Return all entries precisely as they stand, without the images.

Data items:
- - - - - - -
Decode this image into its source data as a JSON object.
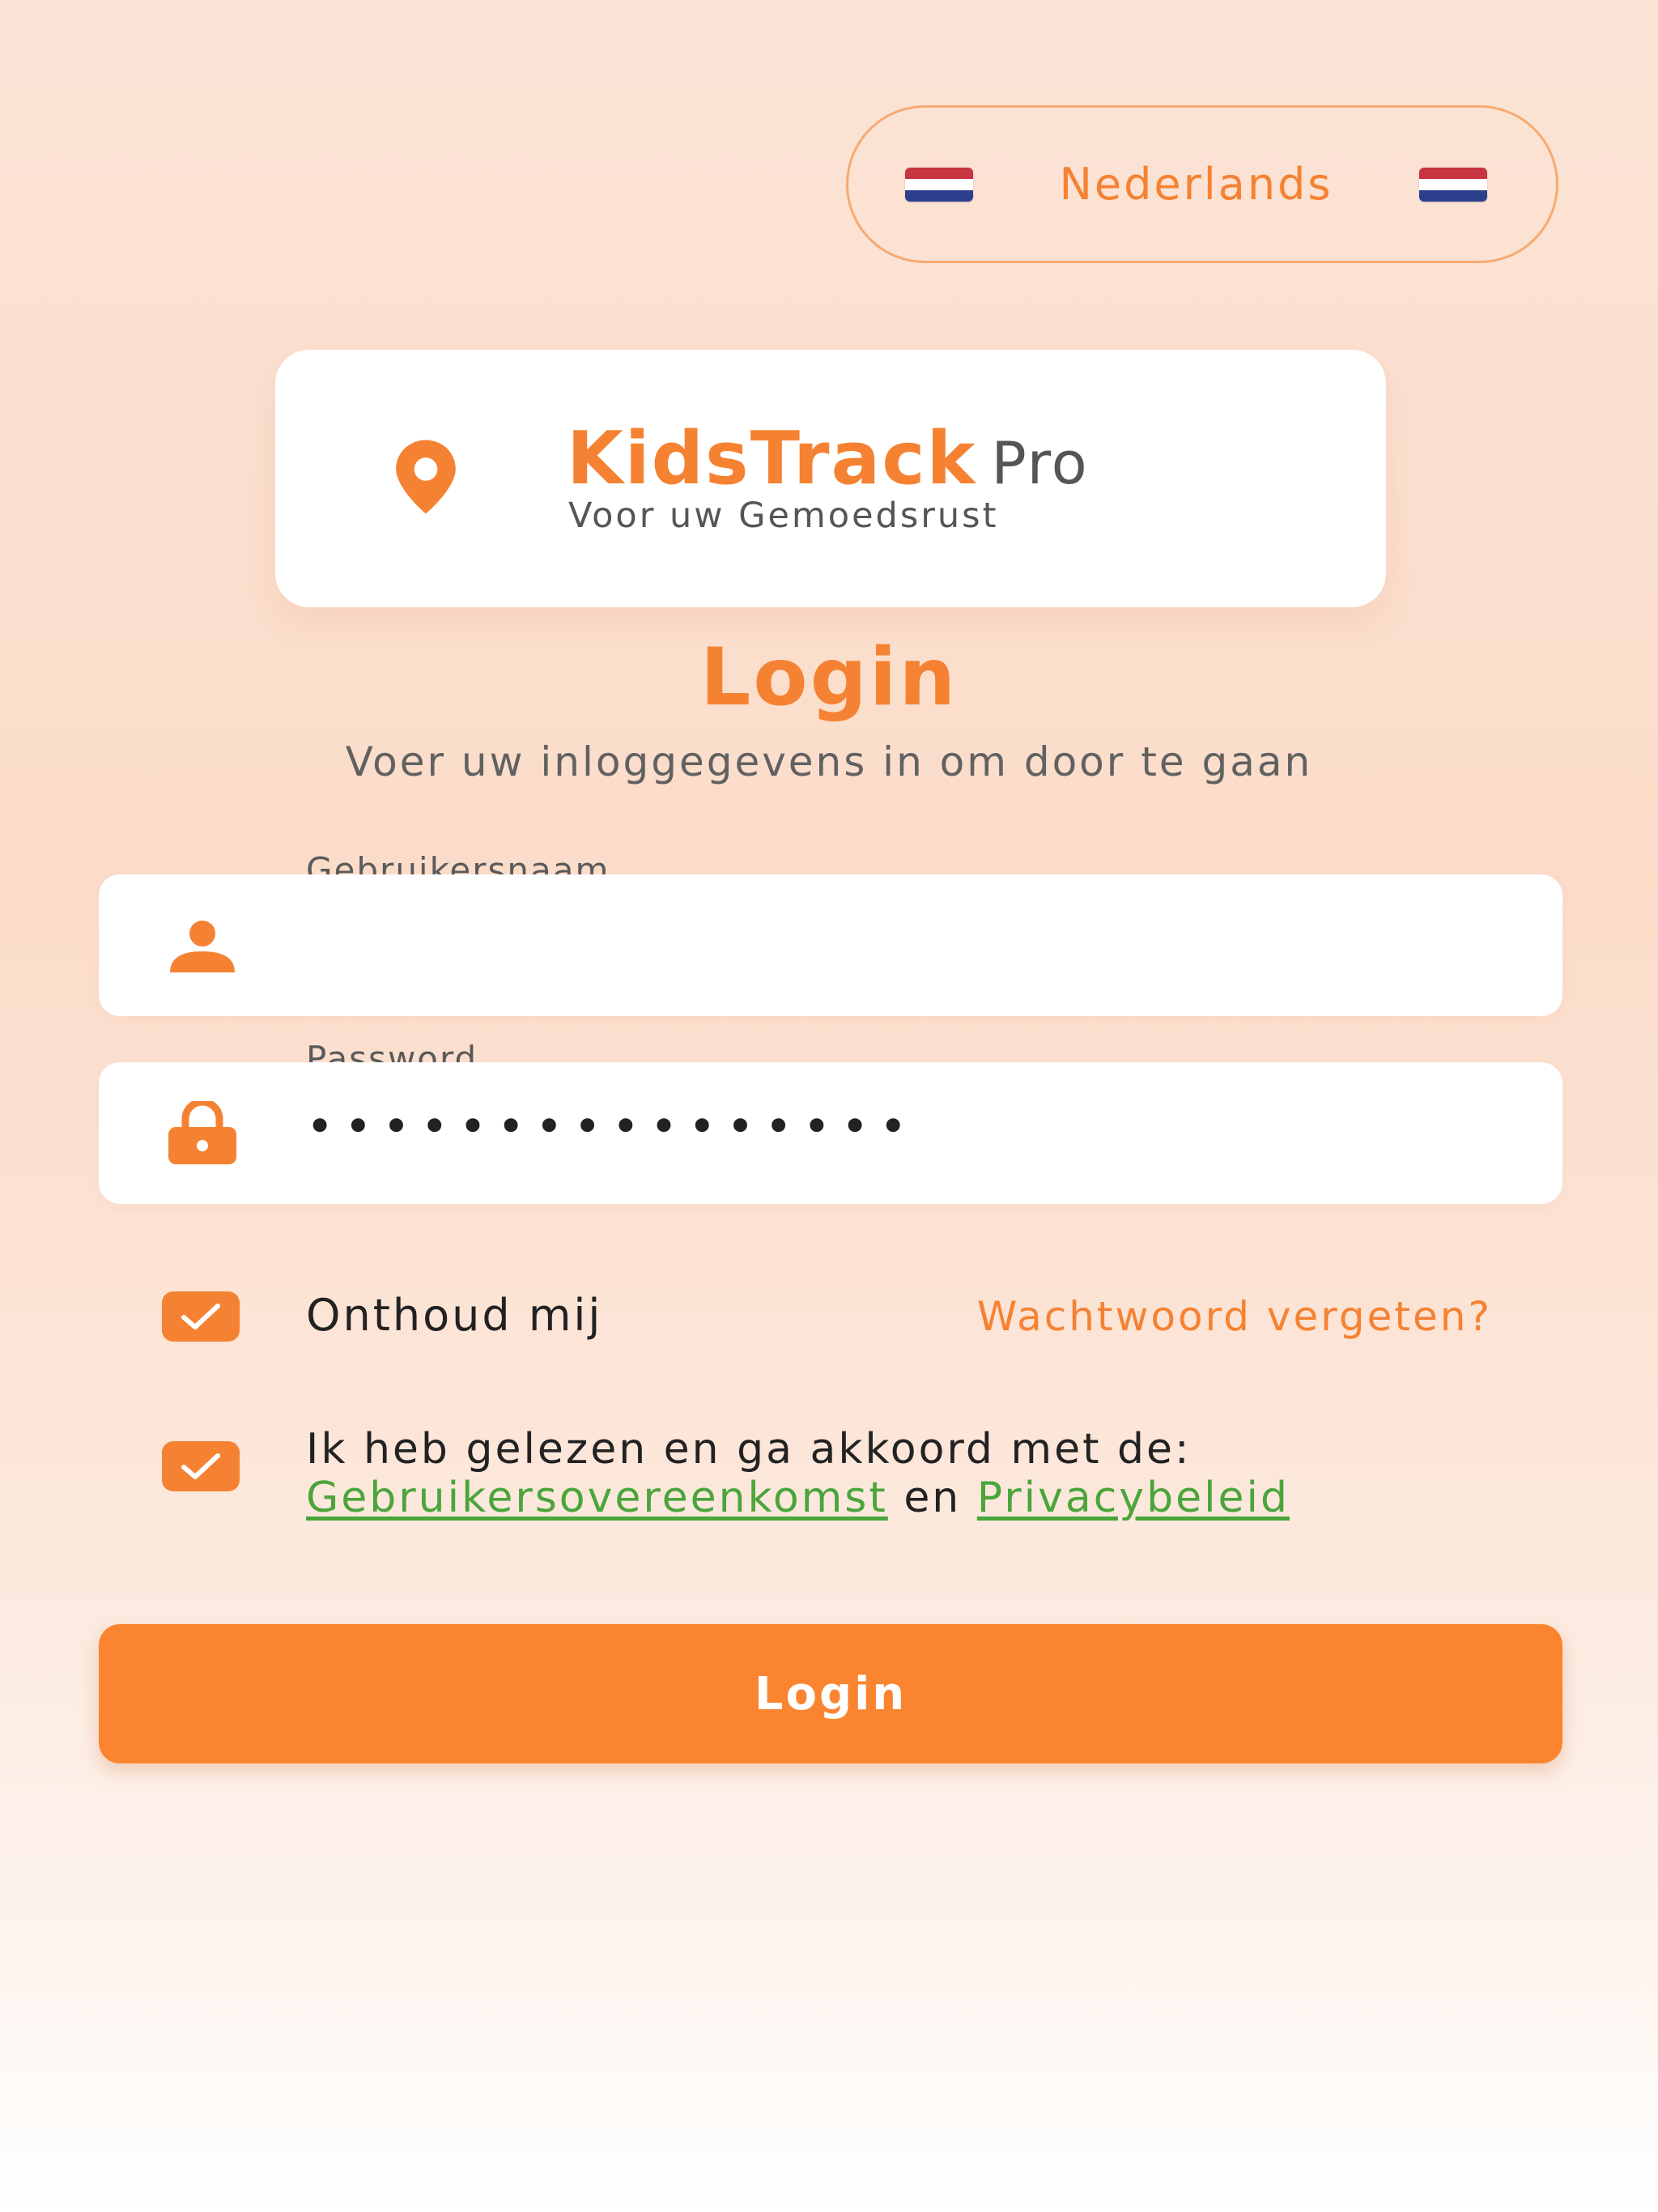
{
  "language": {
    "label": "Nederlands",
    "flag_icon": "netherlands-flag-icon"
  },
  "brand": {
    "name": "KidsTrack",
    "suffix": "Pro",
    "tagline": "Voor uw Gemoedsrust",
    "icon": "location-pin-icon"
  },
  "header": {
    "title": "Login",
    "subtitle": "Voer uw inloggegevens in om door te gaan"
  },
  "form": {
    "username": {
      "label": "Gebruikersnaam",
      "value": "",
      "icon": "user-icon"
    },
    "password": {
      "label": "Password",
      "masked_value": "••••••••••••••••",
      "icon": "lock-icon"
    },
    "remember_me": {
      "label": "Onthoud mij",
      "checked": true
    },
    "forgot_password": "Wachtwoord vergeten?",
    "agreement": {
      "checked": true,
      "prefix": "Ik heb gelezen en ga akkoord met de:",
      "terms_link": "Gebruikersovereenkomst",
      "conjunction": "en",
      "privacy_link": "Privacybeleid"
    },
    "submit_label": "Login"
  },
  "colors": {
    "accent": "#f58232",
    "link_green": "#4aa53b",
    "button": "#fb8430"
  }
}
- - - - - - -
**Task solution:**
Decode this image into its source data as a JSON object.
{
  "language": {
    "label": "Nederlands",
    "flag_icon": "netherlands-flag-icon"
  },
  "brand": {
    "name": "KidsTrack",
    "suffix": "Pro",
    "tagline": "Voor uw Gemoedsrust",
    "icon": "location-pin-icon"
  },
  "header": {
    "title": "Login",
    "subtitle": "Voer uw inloggegevens in om door te gaan"
  },
  "form": {
    "username": {
      "label": "Gebruikersnaam",
      "value": "",
      "icon": "user-icon"
    },
    "password": {
      "label": "Password",
      "masked_value": "••••••••••••••••",
      "icon": "lock-icon"
    },
    "remember_me": {
      "label": "Onthoud mij",
      "checked": true
    },
    "forgot_password": "Wachtwoord vergeten?",
    "agreement": {
      "checked": true,
      "prefix": "Ik heb gelezen en ga akkoord met de:",
      "terms_link": "Gebruikersovereenkomst",
      "conjunction": "en",
      "privacy_link": "Privacybeleid"
    },
    "submit_label": "Login"
  },
  "colors": {
    "accent": "#f58232",
    "link_green": "#4aa53b",
    "button": "#fb8430"
  }
}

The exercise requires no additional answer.